• **What is expected**
Transcribe the data in full and exactly, omitting any pictures.

--- Begin Data for the task ---

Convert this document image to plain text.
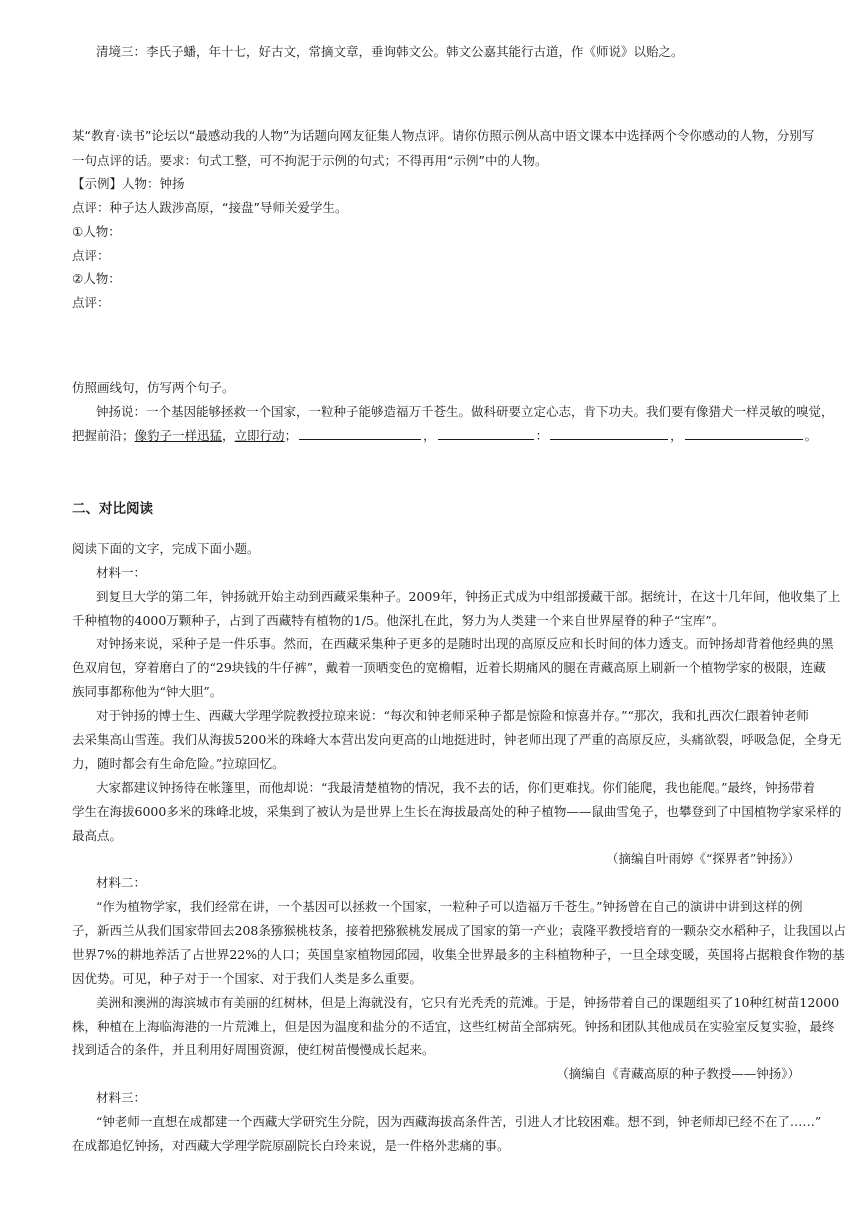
清境三：李氏子蟠，年十七，好古文，常摘文章，垂询韩文公。韩文公嘉其能行古道，作《师说》以贻之。
某“教育·读书”论坛以“最感动我的人物”为话题向网友征集人物点评。请你仿照示例从高中语文课本中选择两个令你感动的人物，分别写
一句点评的话。要求：句式工整，可不拘泥于示例的句式；不得再用“示例”中的人物。
【示例】人物：钟扬
点评：种子达人跋涉高原，“接盘”导师关爱学生。
①人物：
点评：
②人物：
点评：
仿照画线句，仿写两个句子。
钟扬说：一个基因能够拯救一个国家，一粒种子能够造福万千苍生。做科研要立定心志，肯下功夫。我们要有像猎犬一样灵敏的嗅觉，
把握前沿；像豹子一样迅猛，立即行动；	，	：	，	。
二、对比阅读
阅读下面的文字，完成下面小题。
材料一：
到复旦大学的第二年，钟扬就开始主动到西藏采集种子。2009年，钟扬正式成为中组部援藏干部。据统计，在这十几年间，他收集了上
千种植物的4000万颗种子，占到了西藏特有植物的1/5。他深扎在此，努力为人类建一个来自世界屋脊的种子“宝库”。
对钟扬来说，采种子是一件乐事。然而，在西藏采集种子更多的是随时出现的高原反应和长时间的体力透支。而钟扬却背着他经典的黑
色双肩包，穿着磨白了的“29块钱的牛仔裤”，戴着一顶晒变色的宽檐帽，近着长期痛风的腿在青藏高原上刷新一个植物学家的极限，连藏
族同事都称他为“钟大胆”。
对于钟扬的博士生、西藏大学理学院教授拉琼来说：“每次和钟老师采种子都是惊险和惊喜并存。”“那次，我和扎西次仁跟着钟老师
去采集高山雪莲。我们从海拔5200米的珠峰大本营出发向更高的山地挺进时，钟老师出现了严重的高原反应，头痛欲裂，呼吸急促，全身无
力，随时都会有生命危险。”拉琼回忆。
大家都建议钟扬待在帐篷里，而他却说：“我最清楚植物的情况，我不去的话，你们更难找。你们能爬，我也能爬。”最终，钟扬带着
学生在海拔6000多米的珠峰北坡，采集到了被认为是世界上生长在海拔最高处的种子植物——鼠曲雪兔子，也攀登到了中国植物学家采样的
最高点。
（摘编自叶雨婷《“探界者”钟扬》）
材料二：
“作为植物学家，我们经常在讲，一个基因可以拯救一个国家，一粒种子可以造福万千苍生。”钟扬曾在自己的演讲中讲到这样的例
子，新西兰从我们国家带回去208条猕猴桃枝条，接着把猕猴桃发展成了国家的第一产业；袁隆平教授培育的一颗杂交水稻种子，让我国以占
世界7%的耕地养活了占世界22%的人口；英国皇家植物园邱园，收集全世界最多的主科植物种子，一旦全球变暖，英国将占据粮食作物的基
因优势。可见，种子对于一个国家、对于我们人类是多么重要。
美洲和澳洲的海滨城市有美丽的红树林，但是上海就没有，它只有光秃秃的荒滩。于是，钟扬带着自己的课题组买了10种红树苗12000
株，种植在上海临海港的一片荒滩上，但是因为温度和盐分的不适宜，这些红树苗全部病死。钟扬和团队其他成员在实验室反复实验，最终
找到适合的条件，并且利用好周围资源，使红树苗慢慢成长起来。
（摘编自《青藏高原的种子教授——钟扬》）
材料三：
“钟老师一直想在成都建一个西藏大学研究生分院，因为西藏海拔高条件苦，引进人才比较困难。想不到，钟老师却已经不在了……”
在成都追忆钟扬，对西藏大学理学院原副院长白玲来说，是一件格外悲痛的事。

--- End Data for the task ---

• **Task solution**
Convert this document image to plain text.
清境三：李氏子蟠，年十七，好古文，常摘文章，垂询韩文公。韩文公嘉其能行古道，作《师说》以贻之。
某“教育·读书”论坛以“最感动我的人物”为话题向网友征集人物点评。请你仿照示例从高中语文课本中选择两个令你感动的人物，分别写
一句点评的话。要求：句式工整，可不拘泥于示例的句式；不得再用“示例”中的人物。
【示例】人物：钟扬
点评：种子达人跋涉高原，“接盘”导师关爱学生。
①人物：
点评：
②人物：
点评：
仿照画线句，仿写两个句子。
钟扬说：一个基因能够拯救一个国家，一粒种子能够造福万千苍生。做科研要立定心志，肯下功夫。我们要有像猎犬一样灵敏的嗅觉，
把握前沿；像豹子一样迅猛，立即行动；	，	：	，	。
二、对比阅读
阅读下面的文字，完成下面小题。
材料一：
到复旦大学的第二年，钟扬就开始主动到西藏采集种子。2009年，钟扬正式成为中组部援藏干部。据统计，在这十几年间，他收集了上
千种植物的4000万颗种子，占到了西藏特有植物的1/5。他深扎在此，努力为人类建一个来自世界屋脊的种子“宝库”。
对钟扬来说，采种子是一件乐事。然而，在西藏采集种子更多的是随时出现的高原反应和长时间的体力透支。而钟扬却背着他经典的黑
色双肩包，穿着磨白了的“29块钱的牛仔裤”，戴着一顶晒变色的宽檐帽，近着长期痛风的腿在青藏高原上刷新一个植物学家的极限，连藏
族同事都称他为“钟大胆”。
对于钟扬的博士生、西藏大学理学院教授拉琼来说：“每次和钟老师采种子都是惊险和惊喜并存。”“那次，我和扎西次仁跟着钟老师
去采集高山雪莲。我们从海拔5200米的珠峰大本营出发向更高的山地挺进时，钟老师出现了严重的高原反应，头痛欲裂，呼吸急促，全身无
力，随时都会有生命危险。”拉琼回忆。
大家都建议钟扬待在帐篷里，而他却说：“我最清楚植物的情况，我不去的话，你们更难找。你们能爬，我也能爬。”最终，钟扬带着
学生在海拔6000多米的珠峰北坡，采集到了被认为是世界上生长在海拔最高处的种子植物——鼠曲雪兔子，也攀登到了中国植物学家采样的
最高点。
（摘编自叶雨婷《“探界者”钟扬》）
材料二：
“作为植物学家，我们经常在讲，一个基因可以拯救一个国家，一粒种子可以造福万千苍生。”钟扬曾在自己的演讲中讲到这样的例
子，新西兰从我们国家带回去208条猕猴桃枝条，接着把猕猴桃发展成了国家的第一产业；袁隆平教授培育的一颗杂交水稻种子，让我国以占
世界7%的耕地养活了占世界22%的人口；英国皇家植物园邱园，收集全世界最多的主科植物种子，一旦全球变暖，英国将占据粮食作物的基
因优势。可见，种子对于一个国家、对于我们人类是多么重要。
美洲和澳洲的海滨城市有美丽的红树林，但是上海就没有，它只有光秃秃的荒滩。于是，钟扬带着自己的课题组买了10种红树苗12000
株，种植在上海临海港的一片荒滩上，但是因为温度和盐分的不适宜，这些红树苗全部病死。钟扬和团队其他成员在实验室反复实验，最终
找到适合的条件，并且利用好周围资源，使红树苗慢慢成长起来。
（摘编自《青藏高原的种子教授——钟扬》）
材料三：
“钟老师一直想在成都建一个西藏大学研究生分院，因为西藏海拔高条件苦，引进人才比较困难。想不到，钟老师却已经不在了……”
在成都追忆钟扬，对西藏大学理学院原副院长白玲来说，是一件格外悲痛的事。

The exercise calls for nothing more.